• Required task: Repeat every entry in the listing below, exactly.
-- begin --
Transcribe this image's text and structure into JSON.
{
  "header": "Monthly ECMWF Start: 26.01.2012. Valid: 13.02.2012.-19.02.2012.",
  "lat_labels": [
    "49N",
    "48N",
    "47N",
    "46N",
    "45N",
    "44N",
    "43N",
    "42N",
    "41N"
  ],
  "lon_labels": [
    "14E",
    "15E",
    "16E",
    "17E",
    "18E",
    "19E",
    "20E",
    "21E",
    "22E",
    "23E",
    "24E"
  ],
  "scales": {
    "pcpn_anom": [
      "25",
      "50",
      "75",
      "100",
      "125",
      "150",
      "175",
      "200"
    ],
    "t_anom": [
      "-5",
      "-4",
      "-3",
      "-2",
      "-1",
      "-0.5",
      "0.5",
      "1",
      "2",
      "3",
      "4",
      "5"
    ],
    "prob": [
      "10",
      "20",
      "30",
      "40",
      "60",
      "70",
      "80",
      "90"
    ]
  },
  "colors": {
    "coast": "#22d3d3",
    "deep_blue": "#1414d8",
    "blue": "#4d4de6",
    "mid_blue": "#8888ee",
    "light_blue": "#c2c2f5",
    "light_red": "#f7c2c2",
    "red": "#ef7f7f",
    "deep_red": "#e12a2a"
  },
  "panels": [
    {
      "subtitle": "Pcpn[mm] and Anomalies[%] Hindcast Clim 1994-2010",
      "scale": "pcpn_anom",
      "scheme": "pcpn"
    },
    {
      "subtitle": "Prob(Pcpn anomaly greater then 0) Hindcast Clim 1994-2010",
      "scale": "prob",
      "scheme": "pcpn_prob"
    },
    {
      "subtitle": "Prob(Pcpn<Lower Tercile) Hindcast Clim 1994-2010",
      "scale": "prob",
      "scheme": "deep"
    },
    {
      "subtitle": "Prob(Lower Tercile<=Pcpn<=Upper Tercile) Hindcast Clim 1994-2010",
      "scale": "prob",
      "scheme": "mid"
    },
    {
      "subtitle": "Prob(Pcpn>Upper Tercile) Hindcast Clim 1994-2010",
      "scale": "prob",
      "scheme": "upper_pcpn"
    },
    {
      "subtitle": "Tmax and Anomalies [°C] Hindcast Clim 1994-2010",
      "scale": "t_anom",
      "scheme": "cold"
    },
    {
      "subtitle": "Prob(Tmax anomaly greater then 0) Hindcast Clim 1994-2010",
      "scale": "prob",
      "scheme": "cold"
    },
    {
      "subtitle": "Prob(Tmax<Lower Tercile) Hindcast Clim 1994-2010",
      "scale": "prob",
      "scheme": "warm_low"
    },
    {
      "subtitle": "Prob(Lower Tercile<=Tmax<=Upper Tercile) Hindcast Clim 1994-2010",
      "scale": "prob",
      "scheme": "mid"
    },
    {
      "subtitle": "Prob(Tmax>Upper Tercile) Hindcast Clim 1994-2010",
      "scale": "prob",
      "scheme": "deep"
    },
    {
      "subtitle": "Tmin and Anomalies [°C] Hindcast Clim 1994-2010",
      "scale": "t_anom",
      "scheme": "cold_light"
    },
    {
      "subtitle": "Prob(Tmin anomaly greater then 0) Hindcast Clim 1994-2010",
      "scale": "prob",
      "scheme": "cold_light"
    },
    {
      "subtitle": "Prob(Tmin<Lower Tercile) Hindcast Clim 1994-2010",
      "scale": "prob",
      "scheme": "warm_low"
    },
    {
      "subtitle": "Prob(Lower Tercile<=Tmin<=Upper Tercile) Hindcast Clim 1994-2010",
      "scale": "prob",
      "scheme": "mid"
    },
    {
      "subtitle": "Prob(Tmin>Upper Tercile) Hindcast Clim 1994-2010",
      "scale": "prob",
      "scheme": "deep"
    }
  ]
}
-- end --
• Solution below:
Transcribe this image's text and structure into JSON.
{
  "header": "Monthly ECMWF Start: 26.01.2012. Valid: 13.02.2012.-19.02.2012.",
  "lat_labels": [
    "49N",
    "48N",
    "47N",
    "46N",
    "45N",
    "44N",
    "43N",
    "42N",
    "41N"
  ],
  "lon_labels": [
    "14E",
    "15E",
    "16E",
    "17E",
    "18E",
    "19E",
    "20E",
    "21E",
    "22E",
    "23E",
    "24E"
  ],
  "scales": {
    "pcpn_anom": [
      "25",
      "50",
      "75",
      "100",
      "125",
      "150",
      "175",
      "200"
    ],
    "t_anom": [
      "-5",
      "-4",
      "-3",
      "-2",
      "-1",
      "-0.5",
      "0.5",
      "1",
      "2",
      "3",
      "4",
      "5"
    ],
    "prob": [
      "10",
      "20",
      "30",
      "40",
      "60",
      "70",
      "80",
      "90"
    ]
  },
  "colors": {
    "coast": "#22d3d3",
    "deep_blue": "#1414d8",
    "blue": "#4d4de6",
    "mid_blue": "#8888ee",
    "light_blue": "#c2c2f5",
    "light_red": "#f7c2c2",
    "red": "#ef7f7f",
    "deep_red": "#e12a2a"
  },
  "panels": [
    {
      "subtitle": "Pcpn[mm] and Anomalies[%] Hindcast Clim 1994-2010",
      "scale": "pcpn_anom",
      "scheme": "pcpn"
    },
    {
      "subtitle": "Prob(Pcpn anomaly greater then 0) Hindcast Clim 1994-2010",
      "scale": "prob",
      "scheme": "pcpn_prob"
    },
    {
      "subtitle": "Prob(Pcpn<Lower Tercile) Hindcast Clim 1994-2010",
      "scale": "prob",
      "scheme": "deep"
    },
    {
      "subtitle": "Prob(Lower Tercile<=Pcpn<=Upper Tercile) Hindcast Clim 1994-2010",
      "scale": "prob",
      "scheme": "mid"
    },
    {
      "subtitle": "Prob(Pcpn>Upper Tercile) Hindcast Clim 1994-2010",
      "scale": "prob",
      "scheme": "upper_pcpn"
    },
    {
      "subtitle": "Tmax and Anomalies [°C] Hindcast Clim 1994-2010",
      "scale": "t_anom",
      "scheme": "cold"
    },
    {
      "subtitle": "Prob(Tmax anomaly greater then 0) Hindcast Clim 1994-2010",
      "scale": "prob",
      "scheme": "cold"
    },
    {
      "subtitle": "Prob(Tmax<Lower Tercile) Hindcast Clim 1994-2010",
      "scale": "prob",
      "scheme": "warm_low"
    },
    {
      "subtitle": "Prob(Lower Tercile<=Tmax<=Upper Tercile) Hindcast Clim 1994-2010",
      "scale": "prob",
      "scheme": "mid"
    },
    {
      "subtitle": "Prob(Tmax>Upper Tercile) Hindcast Clim 1994-2010",
      "scale": "prob",
      "scheme": "deep"
    },
    {
      "subtitle": "Tmin and Anomalies [°C] Hindcast Clim 1994-2010",
      "scale": "t_anom",
      "scheme": "cold_light"
    },
    {
      "subtitle": "Prob(Tmin anomaly greater then 0) Hindcast Clim 1994-2010",
      "scale": "prob",
      "scheme": "cold_light"
    },
    {
      "subtitle": "Prob(Tmin<Lower Tercile) Hindcast Clim 1994-2010",
      "scale": "prob",
      "scheme": "warm_low"
    },
    {
      "subtitle": "Prob(Lower Tercile<=Tmin<=Upper Tercile) Hindcast Clim 1994-2010",
      "scale": "prob",
      "scheme": "mid"
    },
    {
      "subtitle": "Prob(Tmin>Upper Tercile) Hindcast Clim 1994-2010",
      "scale": "prob",
      "scheme": "deep"
    }
  ]
}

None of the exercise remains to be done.